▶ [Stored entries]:
.....

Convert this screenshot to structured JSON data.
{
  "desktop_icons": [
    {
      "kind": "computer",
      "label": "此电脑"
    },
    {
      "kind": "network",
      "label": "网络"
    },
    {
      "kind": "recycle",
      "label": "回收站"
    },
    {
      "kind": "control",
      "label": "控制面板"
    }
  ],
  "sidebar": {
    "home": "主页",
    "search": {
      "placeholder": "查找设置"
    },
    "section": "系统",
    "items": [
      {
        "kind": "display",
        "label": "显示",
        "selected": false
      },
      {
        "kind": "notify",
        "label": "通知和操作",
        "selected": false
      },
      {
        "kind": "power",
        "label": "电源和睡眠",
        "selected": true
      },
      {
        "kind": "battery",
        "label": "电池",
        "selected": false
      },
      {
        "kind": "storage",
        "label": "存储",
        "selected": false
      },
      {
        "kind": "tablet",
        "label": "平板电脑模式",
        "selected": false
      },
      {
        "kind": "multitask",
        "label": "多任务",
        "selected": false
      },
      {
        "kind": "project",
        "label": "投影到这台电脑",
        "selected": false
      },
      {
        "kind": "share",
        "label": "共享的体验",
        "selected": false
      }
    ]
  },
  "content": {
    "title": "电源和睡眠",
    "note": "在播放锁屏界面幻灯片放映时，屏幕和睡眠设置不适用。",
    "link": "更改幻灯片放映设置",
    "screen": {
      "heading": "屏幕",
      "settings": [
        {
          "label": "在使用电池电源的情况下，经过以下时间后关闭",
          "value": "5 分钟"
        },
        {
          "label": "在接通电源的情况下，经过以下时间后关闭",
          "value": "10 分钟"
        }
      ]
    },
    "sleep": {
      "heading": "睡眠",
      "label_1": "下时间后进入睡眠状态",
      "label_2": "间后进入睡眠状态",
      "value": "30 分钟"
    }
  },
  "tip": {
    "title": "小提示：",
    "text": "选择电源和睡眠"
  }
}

.....

▶ [Work to do]:
All of the entries should be written out again exactly.

▶ [The reply]:
Convert this screenshot to structured JSON data.
{
  "desktop_icons": [
    {
      "kind": "computer",
      "label": "此电脑"
    },
    {
      "kind": "network",
      "label": "网络"
    },
    {
      "kind": "recycle",
      "label": "回收站"
    },
    {
      "kind": "control",
      "label": "控制面板"
    }
  ],
  "sidebar": {
    "home": "主页",
    "search": {
      "placeholder": "查找设置"
    },
    "section": "系统",
    "items": [
      {
        "kind": "display",
        "label": "显示",
        "selected": false
      },
      {
        "kind": "notify",
        "label": "通知和操作",
        "selected": false
      },
      {
        "kind": "power",
        "label": "电源和睡眠",
        "selected": true
      },
      {
        "kind": "battery",
        "label": "电池",
        "selected": false
      },
      {
        "kind": "storage",
        "label": "存储",
        "selected": false
      },
      {
        "kind": "tablet",
        "label": "平板电脑模式",
        "selected": false
      },
      {
        "kind": "multitask",
        "label": "多任务",
        "selected": false
      },
      {
        "kind": "project",
        "label": "投影到这台电脑",
        "selected": false
      },
      {
        "kind": "share",
        "label": "共享的体验",
        "selected": false
      }
    ]
  },
  "content": {
    "title": "电源和睡眠",
    "note": "在播放锁屏界面幻灯片放映时，屏幕和睡眠设置不适用。",
    "link": "更改幻灯片放映设置",
    "screen": {
      "heading": "屏幕",
      "settings": [
        {
          "label": "在使用电池电源的情况下，经过以下时间后关闭",
          "value": "5 分钟"
        },
        {
          "label": "在接通电源的情况下，经过以下时间后关闭",
          "value": "10 分钟"
        }
      ]
    },
    "sleep": {
      "heading": "睡眠",
      "label_1": "下时间后进入睡眠状态",
      "label_2": "间后进入睡眠状态",
      "value": "30 分钟"
    }
  },
  "tip": {
    "title": "小提示：",
    "text": "选择电源和睡眠"
  }
}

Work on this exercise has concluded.